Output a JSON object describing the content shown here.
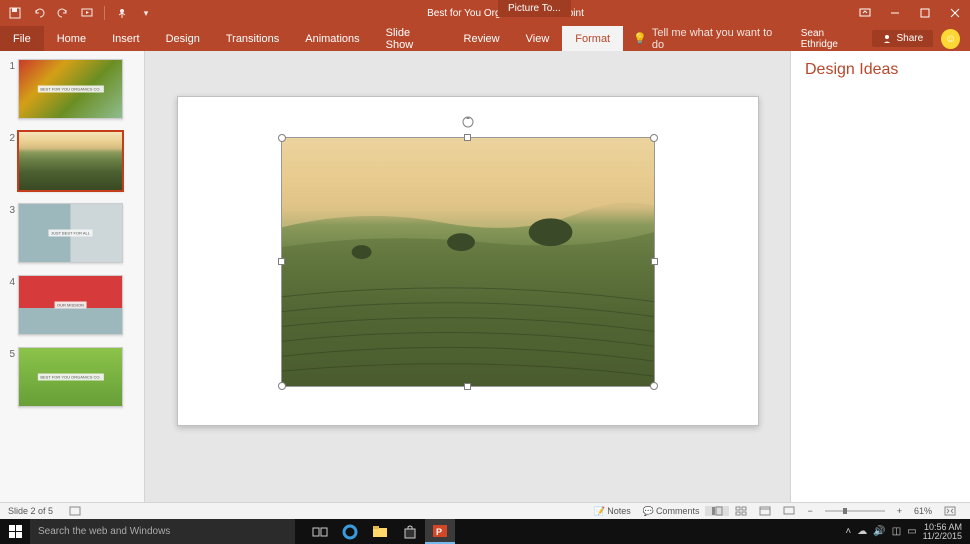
{
  "titlebar": {
    "title": "Best for You Organics - PowerPoint",
    "context_tab": "Picture To..."
  },
  "ribbon": {
    "file": "File",
    "tabs": [
      "Home",
      "Insert",
      "Design",
      "Transitions",
      "Animations",
      "Slide Show",
      "Review",
      "View",
      "Format"
    ],
    "active": "Format",
    "tell_me": "Tell me what you want to do",
    "user": "Sean Ethridge",
    "share": "Share"
  },
  "thumbnails": [
    {
      "n": "1",
      "kind": "veggies",
      "label": "BEST FOR YOU ORGANICS CO."
    },
    {
      "n": "2",
      "kind": "vineyard",
      "selected": true
    },
    {
      "n": "3",
      "kind": "cabbage",
      "label": "JUST BEST FOR ALL"
    },
    {
      "n": "4",
      "kind": "tomato",
      "label": "OUR MISSION"
    },
    {
      "n": "5",
      "kind": "peas",
      "label": "BEST FOR YOU ORGANICS CO."
    }
  ],
  "design_pane": {
    "title": "Design Ideas"
  },
  "status": {
    "slide": "Slide 2 of 5",
    "notes": "Notes",
    "comments": "Comments",
    "zoom": "61%"
  },
  "taskbar": {
    "search": "Search the web and Windows",
    "time": "10:56 AM",
    "date": "11/2/2015"
  }
}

What you are asked to do: Without the pictures, restate each entry exactly.

Answer to this task:
Output a JSON object describing the content shown here.
{
  "titlebar": {
    "title": "Best for You Organics - PowerPoint",
    "context_tab": "Picture To..."
  },
  "ribbon": {
    "file": "File",
    "tabs": [
      "Home",
      "Insert",
      "Design",
      "Transitions",
      "Animations",
      "Slide Show",
      "Review",
      "View",
      "Format"
    ],
    "active": "Format",
    "tell_me": "Tell me what you want to do",
    "user": "Sean Ethridge",
    "share": "Share"
  },
  "thumbnails": [
    {
      "n": "1",
      "kind": "veggies",
      "label": "BEST FOR YOU ORGANICS CO."
    },
    {
      "n": "2",
      "kind": "vineyard",
      "selected": true
    },
    {
      "n": "3",
      "kind": "cabbage",
      "label": "JUST BEST FOR ALL"
    },
    {
      "n": "4",
      "kind": "tomato",
      "label": "OUR MISSION"
    },
    {
      "n": "5",
      "kind": "peas",
      "label": "BEST FOR YOU ORGANICS CO."
    }
  ],
  "design_pane": {
    "title": "Design Ideas"
  },
  "status": {
    "slide": "Slide 2 of 5",
    "notes": "Notes",
    "comments": "Comments",
    "zoom": "61%"
  },
  "taskbar": {
    "search": "Search the web and Windows",
    "time": "10:56 AM",
    "date": "11/2/2015"
  }
}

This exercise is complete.